### DATA SHOWN
#####

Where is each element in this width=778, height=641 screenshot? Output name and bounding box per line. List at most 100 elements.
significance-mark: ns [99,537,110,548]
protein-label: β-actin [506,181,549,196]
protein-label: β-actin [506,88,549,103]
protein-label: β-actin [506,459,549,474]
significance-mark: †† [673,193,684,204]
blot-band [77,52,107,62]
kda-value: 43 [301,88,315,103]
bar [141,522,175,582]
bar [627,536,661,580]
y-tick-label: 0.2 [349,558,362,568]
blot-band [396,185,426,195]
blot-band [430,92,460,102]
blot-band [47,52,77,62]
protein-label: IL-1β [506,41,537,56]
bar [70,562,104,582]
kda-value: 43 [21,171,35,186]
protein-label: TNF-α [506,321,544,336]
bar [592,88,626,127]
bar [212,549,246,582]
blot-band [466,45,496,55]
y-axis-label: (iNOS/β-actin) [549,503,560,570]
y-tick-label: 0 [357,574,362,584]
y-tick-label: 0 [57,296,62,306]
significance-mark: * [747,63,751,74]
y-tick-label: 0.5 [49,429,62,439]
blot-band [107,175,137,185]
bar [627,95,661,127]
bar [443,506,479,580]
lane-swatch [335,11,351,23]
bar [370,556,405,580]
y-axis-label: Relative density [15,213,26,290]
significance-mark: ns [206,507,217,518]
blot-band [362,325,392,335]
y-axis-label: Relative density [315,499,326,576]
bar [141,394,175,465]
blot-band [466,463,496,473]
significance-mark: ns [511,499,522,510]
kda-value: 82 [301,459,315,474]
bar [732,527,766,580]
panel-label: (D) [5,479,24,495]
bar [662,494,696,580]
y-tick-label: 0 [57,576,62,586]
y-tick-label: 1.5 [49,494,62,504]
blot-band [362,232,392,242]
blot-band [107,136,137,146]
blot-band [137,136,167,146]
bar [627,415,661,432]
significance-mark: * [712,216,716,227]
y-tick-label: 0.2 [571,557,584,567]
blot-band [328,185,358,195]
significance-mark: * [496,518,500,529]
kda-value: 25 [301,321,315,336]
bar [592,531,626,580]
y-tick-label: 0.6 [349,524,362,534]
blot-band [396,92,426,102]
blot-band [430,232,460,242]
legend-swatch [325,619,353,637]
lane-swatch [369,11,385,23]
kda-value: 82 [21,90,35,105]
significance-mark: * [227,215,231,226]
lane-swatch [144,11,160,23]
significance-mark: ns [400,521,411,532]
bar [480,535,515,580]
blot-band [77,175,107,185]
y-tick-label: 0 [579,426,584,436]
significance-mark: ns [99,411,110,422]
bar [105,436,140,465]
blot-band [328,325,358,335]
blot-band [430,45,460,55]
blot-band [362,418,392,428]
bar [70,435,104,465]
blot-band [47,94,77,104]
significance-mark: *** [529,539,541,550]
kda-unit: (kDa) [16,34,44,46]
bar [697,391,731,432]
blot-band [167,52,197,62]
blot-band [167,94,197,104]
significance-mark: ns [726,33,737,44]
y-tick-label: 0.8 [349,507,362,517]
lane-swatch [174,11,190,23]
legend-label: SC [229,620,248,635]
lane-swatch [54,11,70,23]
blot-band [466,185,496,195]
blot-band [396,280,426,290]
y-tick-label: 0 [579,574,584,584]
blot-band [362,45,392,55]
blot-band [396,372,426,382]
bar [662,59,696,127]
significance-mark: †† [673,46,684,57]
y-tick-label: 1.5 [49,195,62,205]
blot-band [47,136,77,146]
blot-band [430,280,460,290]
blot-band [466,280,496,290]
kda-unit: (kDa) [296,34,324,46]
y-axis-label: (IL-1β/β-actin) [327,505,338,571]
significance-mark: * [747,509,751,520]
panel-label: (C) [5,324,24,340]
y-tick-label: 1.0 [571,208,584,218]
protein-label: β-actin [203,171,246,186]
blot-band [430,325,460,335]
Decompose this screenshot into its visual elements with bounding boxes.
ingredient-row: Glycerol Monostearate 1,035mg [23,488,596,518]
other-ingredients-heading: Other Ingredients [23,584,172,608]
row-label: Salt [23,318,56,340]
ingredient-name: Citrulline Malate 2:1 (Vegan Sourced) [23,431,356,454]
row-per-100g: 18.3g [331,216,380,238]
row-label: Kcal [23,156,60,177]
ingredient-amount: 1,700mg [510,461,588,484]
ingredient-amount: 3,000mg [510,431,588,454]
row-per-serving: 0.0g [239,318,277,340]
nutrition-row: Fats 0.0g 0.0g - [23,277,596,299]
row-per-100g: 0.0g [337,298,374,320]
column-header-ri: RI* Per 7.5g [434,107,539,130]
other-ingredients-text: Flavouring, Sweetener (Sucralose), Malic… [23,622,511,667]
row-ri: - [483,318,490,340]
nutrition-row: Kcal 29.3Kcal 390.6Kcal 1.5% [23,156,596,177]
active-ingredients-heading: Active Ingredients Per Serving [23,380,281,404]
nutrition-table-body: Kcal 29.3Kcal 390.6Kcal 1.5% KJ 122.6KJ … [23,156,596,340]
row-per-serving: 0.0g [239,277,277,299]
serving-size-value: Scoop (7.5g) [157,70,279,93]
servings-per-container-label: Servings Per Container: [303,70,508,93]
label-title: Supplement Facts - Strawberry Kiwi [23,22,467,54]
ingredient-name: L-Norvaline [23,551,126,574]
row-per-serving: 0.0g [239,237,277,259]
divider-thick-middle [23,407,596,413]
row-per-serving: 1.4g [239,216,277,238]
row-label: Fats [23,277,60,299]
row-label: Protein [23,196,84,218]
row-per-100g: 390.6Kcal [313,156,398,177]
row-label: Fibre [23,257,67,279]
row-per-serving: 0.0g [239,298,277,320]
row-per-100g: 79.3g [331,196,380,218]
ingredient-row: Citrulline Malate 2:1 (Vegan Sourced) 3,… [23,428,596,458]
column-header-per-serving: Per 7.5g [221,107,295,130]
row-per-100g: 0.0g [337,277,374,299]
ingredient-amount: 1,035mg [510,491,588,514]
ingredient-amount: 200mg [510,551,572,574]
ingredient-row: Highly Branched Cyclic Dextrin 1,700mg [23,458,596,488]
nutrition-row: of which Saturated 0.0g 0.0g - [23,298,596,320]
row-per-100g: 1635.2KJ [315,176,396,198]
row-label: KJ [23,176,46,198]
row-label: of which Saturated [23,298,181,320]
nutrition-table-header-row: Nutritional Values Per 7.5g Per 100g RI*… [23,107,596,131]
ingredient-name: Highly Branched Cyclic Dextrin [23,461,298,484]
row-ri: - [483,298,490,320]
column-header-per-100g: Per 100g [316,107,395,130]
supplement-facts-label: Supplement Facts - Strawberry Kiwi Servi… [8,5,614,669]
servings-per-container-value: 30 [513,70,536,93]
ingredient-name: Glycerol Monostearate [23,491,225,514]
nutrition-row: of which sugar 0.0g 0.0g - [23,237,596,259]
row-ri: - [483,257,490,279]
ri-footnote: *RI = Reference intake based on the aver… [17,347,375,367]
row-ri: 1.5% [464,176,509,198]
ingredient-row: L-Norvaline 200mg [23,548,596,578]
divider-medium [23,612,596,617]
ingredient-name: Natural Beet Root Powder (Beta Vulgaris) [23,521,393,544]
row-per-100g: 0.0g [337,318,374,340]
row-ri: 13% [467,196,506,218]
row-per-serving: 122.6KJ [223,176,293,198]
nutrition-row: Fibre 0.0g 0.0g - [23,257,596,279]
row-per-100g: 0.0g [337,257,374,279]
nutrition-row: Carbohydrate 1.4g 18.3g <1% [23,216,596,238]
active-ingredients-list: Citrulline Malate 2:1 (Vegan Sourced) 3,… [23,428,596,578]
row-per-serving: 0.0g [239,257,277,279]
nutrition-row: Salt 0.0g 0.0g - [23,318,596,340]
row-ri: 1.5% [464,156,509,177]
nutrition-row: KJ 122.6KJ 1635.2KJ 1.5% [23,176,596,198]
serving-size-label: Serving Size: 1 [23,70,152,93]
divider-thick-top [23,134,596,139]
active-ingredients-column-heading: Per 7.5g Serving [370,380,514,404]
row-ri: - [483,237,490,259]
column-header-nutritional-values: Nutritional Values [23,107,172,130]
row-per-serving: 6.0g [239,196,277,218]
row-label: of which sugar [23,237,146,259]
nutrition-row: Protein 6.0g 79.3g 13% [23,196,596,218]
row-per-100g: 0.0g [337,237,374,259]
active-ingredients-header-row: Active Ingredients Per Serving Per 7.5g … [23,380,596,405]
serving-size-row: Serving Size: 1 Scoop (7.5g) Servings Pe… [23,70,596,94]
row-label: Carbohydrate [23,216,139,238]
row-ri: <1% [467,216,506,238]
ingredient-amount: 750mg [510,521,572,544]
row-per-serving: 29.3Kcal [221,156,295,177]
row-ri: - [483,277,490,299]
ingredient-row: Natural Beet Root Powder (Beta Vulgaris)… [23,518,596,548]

#####

A single number is expected: how many lines in the material above contain the word "lane".

5